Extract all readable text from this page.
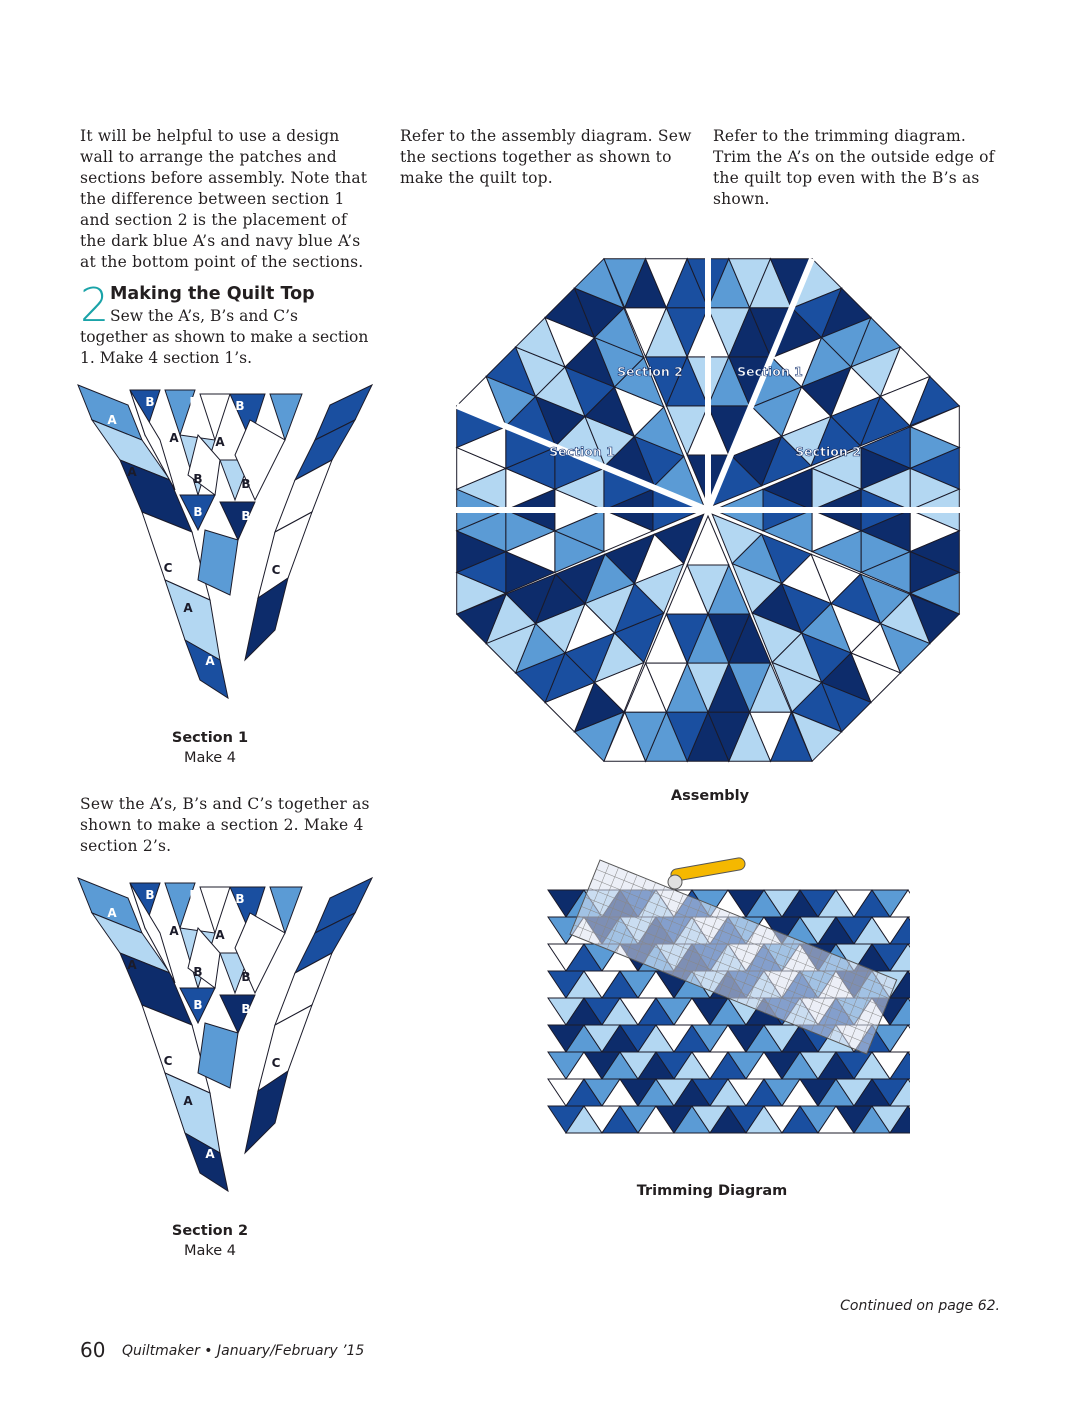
It will be helpful to use a design wall to arrange the patches and sections before assembly. Note that the difference between section 1 and section 2 is the placement of the dark blue A’s and navy blue A’s at the bottom point of the sections.

Refer to the assembly diagram. Sew the sections together as shown to make the quilt top.

Refer to the trimming diagram. Trim the A’s on the outside edge of the quilt top even with the B’s as shown.

2 Making the Quilt Top

Sew the A’s, B’s and C’s together as shown to make a section 1. Make 4 section 1’s.

A
A
A
C
A
A
B	B	B
A	A
B
B
B
B
C
Section 1
Make 4

Sew the A’s, B’s and C’s together as shown to make a section 2. Make 4 section 2’s.

A
A
A
C
A
A
B	B	B
A	A
B
B
B
B
C
Section 2
Make 4
Section 2	Section 1
Section 1	Section 2
Assembly
Trimming Diagram
Continued on page 62.
60 Quiltmaker • January/February ’15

- - -

Copy each line exactly, and leave the pictures out of your copy.

> **ANSWER IN FULL**
Extract all readable text from this page.
It will be helpful to use a design wall to arrange the patches and sections before assembly. Note that the difference between section 1 and section 2 is the placement of the dark blue A’s and navy blue A’s at the bottom point of the sections.

Refer to the assembly diagram. Sew the sections together as shown to make the quilt top.

Refer to the trimming diagram. Trim the A’s on the outside edge of the quilt top even with the B’s as shown.

2 Making the Quilt Top

Sew the A’s, B’s and C’s together as shown to make a section 1. Make 4 section 1’s.

A
A
A
C
A
A
B	B	B
A	A
B
B
B
B
C
Section 1
Make 4

Sew the A’s, B’s and C’s together as shown to make a section 2. Make 4 section 2’s.

A
A
A
C
A
A
B	B	B
A	A
B
B
B
B
C
Section 2
Make 4
Section 2	Section 1
Section 1	Section 2
Assembly
Trimming Diagram
Continued on page 62.
60 Quiltmaker • January/February ’15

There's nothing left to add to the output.